◆ TASK
Transcribe the records that follow. Keep every word exactly, and drop the pictures.

━━━━━━

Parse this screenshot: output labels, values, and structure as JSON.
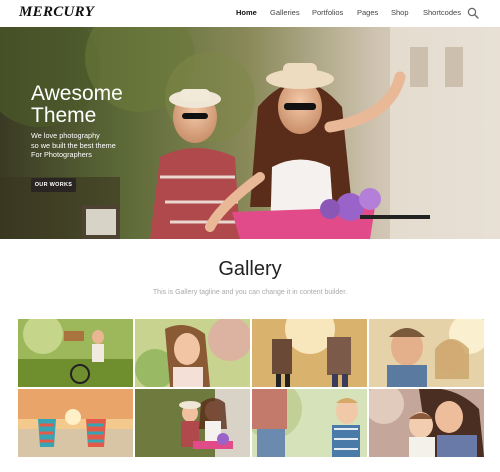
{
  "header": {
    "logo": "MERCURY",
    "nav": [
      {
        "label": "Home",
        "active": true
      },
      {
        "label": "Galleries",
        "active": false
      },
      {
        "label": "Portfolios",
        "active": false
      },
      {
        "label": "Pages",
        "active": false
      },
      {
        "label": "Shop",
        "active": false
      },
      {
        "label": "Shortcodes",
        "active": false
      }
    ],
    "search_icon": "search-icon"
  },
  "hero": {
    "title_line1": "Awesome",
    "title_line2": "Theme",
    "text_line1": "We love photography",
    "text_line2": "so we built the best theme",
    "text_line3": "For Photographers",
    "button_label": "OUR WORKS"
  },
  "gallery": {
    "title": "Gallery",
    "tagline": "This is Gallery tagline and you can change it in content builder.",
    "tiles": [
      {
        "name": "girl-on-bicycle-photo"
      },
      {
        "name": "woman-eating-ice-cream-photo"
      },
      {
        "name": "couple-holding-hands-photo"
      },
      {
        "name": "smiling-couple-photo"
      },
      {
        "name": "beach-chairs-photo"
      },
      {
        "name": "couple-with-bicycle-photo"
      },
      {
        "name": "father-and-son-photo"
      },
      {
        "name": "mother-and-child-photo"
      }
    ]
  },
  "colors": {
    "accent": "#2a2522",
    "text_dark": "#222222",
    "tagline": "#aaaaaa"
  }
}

━━━━━━

◆ OUTPUT
Parse this screenshot: output labels, values, and structure as JSON.
{
  "header": {
    "logo": "MERCURY",
    "nav": [
      {
        "label": "Home",
        "active": true
      },
      {
        "label": "Galleries",
        "active": false
      },
      {
        "label": "Portfolios",
        "active": false
      },
      {
        "label": "Pages",
        "active": false
      },
      {
        "label": "Shop",
        "active": false
      },
      {
        "label": "Shortcodes",
        "active": false
      }
    ],
    "search_icon": "search-icon"
  },
  "hero": {
    "title_line1": "Awesome",
    "title_line2": "Theme",
    "text_line1": "We love photography",
    "text_line2": "so we built the best theme",
    "text_line3": "For Photographers",
    "button_label": "OUR WORKS"
  },
  "gallery": {
    "title": "Gallery",
    "tagline": "This is Gallery tagline and you can change it in content builder.",
    "tiles": [
      {
        "name": "girl-on-bicycle-photo"
      },
      {
        "name": "woman-eating-ice-cream-photo"
      },
      {
        "name": "couple-holding-hands-photo"
      },
      {
        "name": "smiling-couple-photo"
      },
      {
        "name": "beach-chairs-photo"
      },
      {
        "name": "couple-with-bicycle-photo"
      },
      {
        "name": "father-and-son-photo"
      },
      {
        "name": "mother-and-child-photo"
      }
    ]
  },
  "colors": {
    "accent": "#2a2522",
    "text_dark": "#222222",
    "tagline": "#aaaaaa"
  }
}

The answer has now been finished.